## INSTRUCTION
Which lines hold the word "Guardia"? Copy each of them.
——
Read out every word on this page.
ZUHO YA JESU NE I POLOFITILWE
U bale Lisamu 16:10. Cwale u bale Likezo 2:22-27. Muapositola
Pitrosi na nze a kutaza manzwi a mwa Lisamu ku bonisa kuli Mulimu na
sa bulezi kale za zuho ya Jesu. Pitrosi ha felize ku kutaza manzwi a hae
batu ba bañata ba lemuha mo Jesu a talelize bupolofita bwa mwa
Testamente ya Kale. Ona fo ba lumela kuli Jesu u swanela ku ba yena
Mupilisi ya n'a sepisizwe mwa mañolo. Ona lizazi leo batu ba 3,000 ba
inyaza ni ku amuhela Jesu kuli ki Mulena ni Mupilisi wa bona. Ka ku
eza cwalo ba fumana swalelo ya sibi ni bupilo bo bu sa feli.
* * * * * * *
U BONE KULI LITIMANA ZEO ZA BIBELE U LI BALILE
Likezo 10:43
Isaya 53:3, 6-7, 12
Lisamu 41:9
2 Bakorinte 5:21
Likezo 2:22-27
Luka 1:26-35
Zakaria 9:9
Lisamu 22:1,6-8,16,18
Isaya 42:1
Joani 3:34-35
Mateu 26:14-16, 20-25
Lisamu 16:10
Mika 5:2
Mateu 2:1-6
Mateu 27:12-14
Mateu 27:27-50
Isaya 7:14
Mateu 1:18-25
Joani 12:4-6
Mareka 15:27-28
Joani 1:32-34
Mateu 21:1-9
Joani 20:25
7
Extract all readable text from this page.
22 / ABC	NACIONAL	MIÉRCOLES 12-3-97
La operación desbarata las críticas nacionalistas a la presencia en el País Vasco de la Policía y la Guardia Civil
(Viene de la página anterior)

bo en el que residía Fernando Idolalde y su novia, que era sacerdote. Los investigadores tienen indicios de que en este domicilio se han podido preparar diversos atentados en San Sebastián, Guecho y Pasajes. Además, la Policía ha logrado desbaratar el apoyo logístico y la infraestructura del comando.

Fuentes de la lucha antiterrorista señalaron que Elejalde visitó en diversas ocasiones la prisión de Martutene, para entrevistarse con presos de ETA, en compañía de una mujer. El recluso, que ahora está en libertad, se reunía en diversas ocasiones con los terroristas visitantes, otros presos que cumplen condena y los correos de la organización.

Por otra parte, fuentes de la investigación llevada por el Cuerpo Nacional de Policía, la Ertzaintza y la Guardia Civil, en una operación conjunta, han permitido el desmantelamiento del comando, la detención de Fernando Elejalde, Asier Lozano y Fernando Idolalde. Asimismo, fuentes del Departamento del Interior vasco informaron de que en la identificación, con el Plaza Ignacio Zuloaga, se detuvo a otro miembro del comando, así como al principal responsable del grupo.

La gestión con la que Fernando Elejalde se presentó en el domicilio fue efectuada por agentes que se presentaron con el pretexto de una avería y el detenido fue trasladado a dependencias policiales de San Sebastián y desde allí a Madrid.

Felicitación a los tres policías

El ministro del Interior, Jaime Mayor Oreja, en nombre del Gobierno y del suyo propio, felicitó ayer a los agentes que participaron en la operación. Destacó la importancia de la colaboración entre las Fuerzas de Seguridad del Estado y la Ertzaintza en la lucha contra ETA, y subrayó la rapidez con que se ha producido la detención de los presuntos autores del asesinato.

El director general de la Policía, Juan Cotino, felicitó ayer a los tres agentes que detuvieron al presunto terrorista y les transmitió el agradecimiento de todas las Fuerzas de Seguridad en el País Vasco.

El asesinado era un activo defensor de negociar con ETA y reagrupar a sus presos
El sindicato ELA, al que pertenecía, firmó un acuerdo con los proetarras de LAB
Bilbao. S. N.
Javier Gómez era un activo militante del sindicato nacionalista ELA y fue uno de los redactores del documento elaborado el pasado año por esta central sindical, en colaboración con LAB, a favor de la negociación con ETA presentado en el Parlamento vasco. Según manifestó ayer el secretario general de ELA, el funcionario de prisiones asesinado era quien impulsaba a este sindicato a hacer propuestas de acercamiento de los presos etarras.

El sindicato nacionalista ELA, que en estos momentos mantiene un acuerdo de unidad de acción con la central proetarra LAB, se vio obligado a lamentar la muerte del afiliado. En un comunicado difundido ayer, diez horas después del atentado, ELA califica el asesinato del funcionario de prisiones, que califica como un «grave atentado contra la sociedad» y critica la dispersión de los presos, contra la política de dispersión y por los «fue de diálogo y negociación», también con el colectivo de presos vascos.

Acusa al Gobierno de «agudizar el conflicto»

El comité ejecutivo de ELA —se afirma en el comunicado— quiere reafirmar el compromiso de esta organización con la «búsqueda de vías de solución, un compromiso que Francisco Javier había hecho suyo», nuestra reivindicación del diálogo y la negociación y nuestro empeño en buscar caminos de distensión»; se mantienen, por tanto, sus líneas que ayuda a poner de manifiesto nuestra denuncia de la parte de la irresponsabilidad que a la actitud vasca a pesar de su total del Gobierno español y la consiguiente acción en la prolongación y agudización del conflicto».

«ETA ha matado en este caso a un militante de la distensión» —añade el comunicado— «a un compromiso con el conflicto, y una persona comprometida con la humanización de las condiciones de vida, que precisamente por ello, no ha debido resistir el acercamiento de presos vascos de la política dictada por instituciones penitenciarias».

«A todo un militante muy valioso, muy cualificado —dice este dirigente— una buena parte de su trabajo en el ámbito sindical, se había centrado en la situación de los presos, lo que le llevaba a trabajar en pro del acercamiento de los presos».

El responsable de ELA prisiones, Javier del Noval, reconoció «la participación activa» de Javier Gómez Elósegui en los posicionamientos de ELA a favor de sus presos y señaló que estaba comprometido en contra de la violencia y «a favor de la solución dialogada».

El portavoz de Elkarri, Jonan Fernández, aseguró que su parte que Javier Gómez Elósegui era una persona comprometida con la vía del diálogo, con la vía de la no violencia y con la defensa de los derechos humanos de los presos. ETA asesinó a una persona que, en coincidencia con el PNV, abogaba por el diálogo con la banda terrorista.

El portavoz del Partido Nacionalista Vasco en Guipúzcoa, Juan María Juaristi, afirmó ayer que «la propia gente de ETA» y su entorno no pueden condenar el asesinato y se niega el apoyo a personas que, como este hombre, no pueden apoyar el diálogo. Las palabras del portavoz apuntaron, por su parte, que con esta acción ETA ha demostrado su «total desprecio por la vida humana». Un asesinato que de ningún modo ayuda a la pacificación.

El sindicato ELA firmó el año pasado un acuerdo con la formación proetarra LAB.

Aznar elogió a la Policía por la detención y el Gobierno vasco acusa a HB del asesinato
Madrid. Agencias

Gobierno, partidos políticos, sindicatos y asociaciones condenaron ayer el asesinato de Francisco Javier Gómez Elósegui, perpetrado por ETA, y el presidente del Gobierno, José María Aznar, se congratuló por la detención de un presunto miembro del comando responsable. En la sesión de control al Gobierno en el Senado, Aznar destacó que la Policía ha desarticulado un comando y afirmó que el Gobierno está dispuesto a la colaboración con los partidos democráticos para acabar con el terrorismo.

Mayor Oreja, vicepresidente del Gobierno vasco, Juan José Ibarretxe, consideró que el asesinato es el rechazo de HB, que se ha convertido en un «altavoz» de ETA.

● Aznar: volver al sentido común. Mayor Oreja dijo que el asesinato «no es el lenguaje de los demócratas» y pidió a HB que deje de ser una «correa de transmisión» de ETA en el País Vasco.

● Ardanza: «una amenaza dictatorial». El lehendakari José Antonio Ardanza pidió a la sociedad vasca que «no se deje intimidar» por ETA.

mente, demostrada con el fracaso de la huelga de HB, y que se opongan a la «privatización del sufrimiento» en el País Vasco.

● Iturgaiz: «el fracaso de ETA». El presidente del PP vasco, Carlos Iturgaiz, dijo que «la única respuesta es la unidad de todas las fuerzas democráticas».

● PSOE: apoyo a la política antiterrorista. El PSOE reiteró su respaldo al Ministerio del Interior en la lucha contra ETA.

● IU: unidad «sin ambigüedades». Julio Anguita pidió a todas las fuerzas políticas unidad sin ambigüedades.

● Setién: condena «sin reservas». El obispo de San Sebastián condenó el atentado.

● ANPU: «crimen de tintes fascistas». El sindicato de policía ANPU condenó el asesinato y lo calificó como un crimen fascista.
——
## PROBLEM SOLUTION
La operación desbarata las críticas nacionalistas a la presencia en el País Vasco de la Policía y la Guardia Civil
Por otra parte, fuentes de la investigación llevada por el Cuerpo Nacional de Policía, la Ertzaintza y la Guardia Civil, en una operación conjunta, han permitido el desmantelamiento del comando, la detención de Fernando Elejalde, Asier Lozano y Fernando Idolalde. Asimismo, fuentes del Departamento del Interior vasco informaron de que en la identificación, con el Plaza Ignacio Zuloaga, se detuvo a otro miembro del comando, así como al principal responsable del grupo.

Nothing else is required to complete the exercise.